(Source records)
- - -

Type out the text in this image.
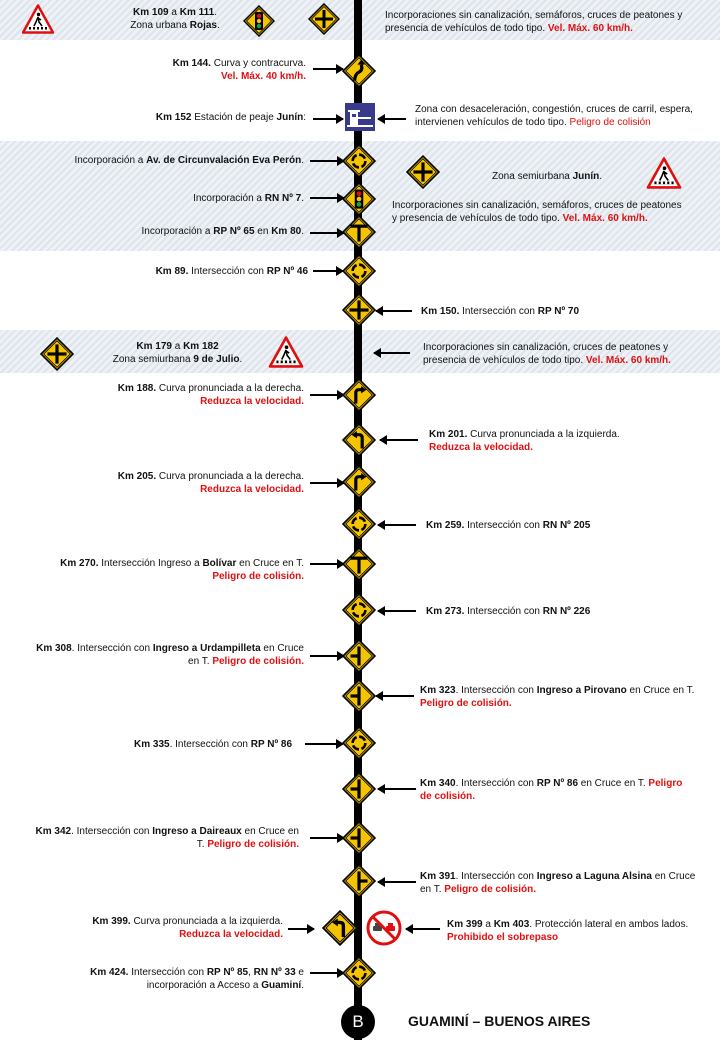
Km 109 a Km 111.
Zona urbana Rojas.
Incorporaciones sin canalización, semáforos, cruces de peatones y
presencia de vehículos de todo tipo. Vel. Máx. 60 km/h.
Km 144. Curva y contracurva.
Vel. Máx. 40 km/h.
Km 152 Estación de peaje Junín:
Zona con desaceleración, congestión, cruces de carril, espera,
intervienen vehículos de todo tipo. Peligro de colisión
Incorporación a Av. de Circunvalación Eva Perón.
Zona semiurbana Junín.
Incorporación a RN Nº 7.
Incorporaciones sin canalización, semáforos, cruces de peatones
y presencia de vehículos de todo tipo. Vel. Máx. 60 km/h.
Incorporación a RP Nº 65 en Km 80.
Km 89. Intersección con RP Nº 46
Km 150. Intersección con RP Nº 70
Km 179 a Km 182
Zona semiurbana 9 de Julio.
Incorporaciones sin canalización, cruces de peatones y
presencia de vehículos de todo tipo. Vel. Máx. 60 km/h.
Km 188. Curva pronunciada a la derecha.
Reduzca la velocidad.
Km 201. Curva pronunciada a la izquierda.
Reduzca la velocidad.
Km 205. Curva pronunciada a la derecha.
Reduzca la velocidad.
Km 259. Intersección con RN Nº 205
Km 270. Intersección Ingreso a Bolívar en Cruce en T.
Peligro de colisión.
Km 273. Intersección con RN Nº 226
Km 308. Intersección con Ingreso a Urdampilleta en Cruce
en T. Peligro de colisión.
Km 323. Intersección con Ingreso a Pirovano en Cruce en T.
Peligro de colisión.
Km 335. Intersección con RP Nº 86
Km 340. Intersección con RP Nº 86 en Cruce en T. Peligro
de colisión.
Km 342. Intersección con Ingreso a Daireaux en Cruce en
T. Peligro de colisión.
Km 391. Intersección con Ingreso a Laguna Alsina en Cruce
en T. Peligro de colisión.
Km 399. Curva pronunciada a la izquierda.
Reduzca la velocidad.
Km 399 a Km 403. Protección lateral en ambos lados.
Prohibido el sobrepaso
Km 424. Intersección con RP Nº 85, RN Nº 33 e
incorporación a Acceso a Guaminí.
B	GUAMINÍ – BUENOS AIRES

- - -

#### DIRECTIONS:
Copy out every line of the data that includes the word "semáforos".

#### REPLY TO THE TASK:
Incorporaciones sin canalización, semáforos, cruces de peatones y
Incorporaciones sin canalización, semáforos, cruces de peatones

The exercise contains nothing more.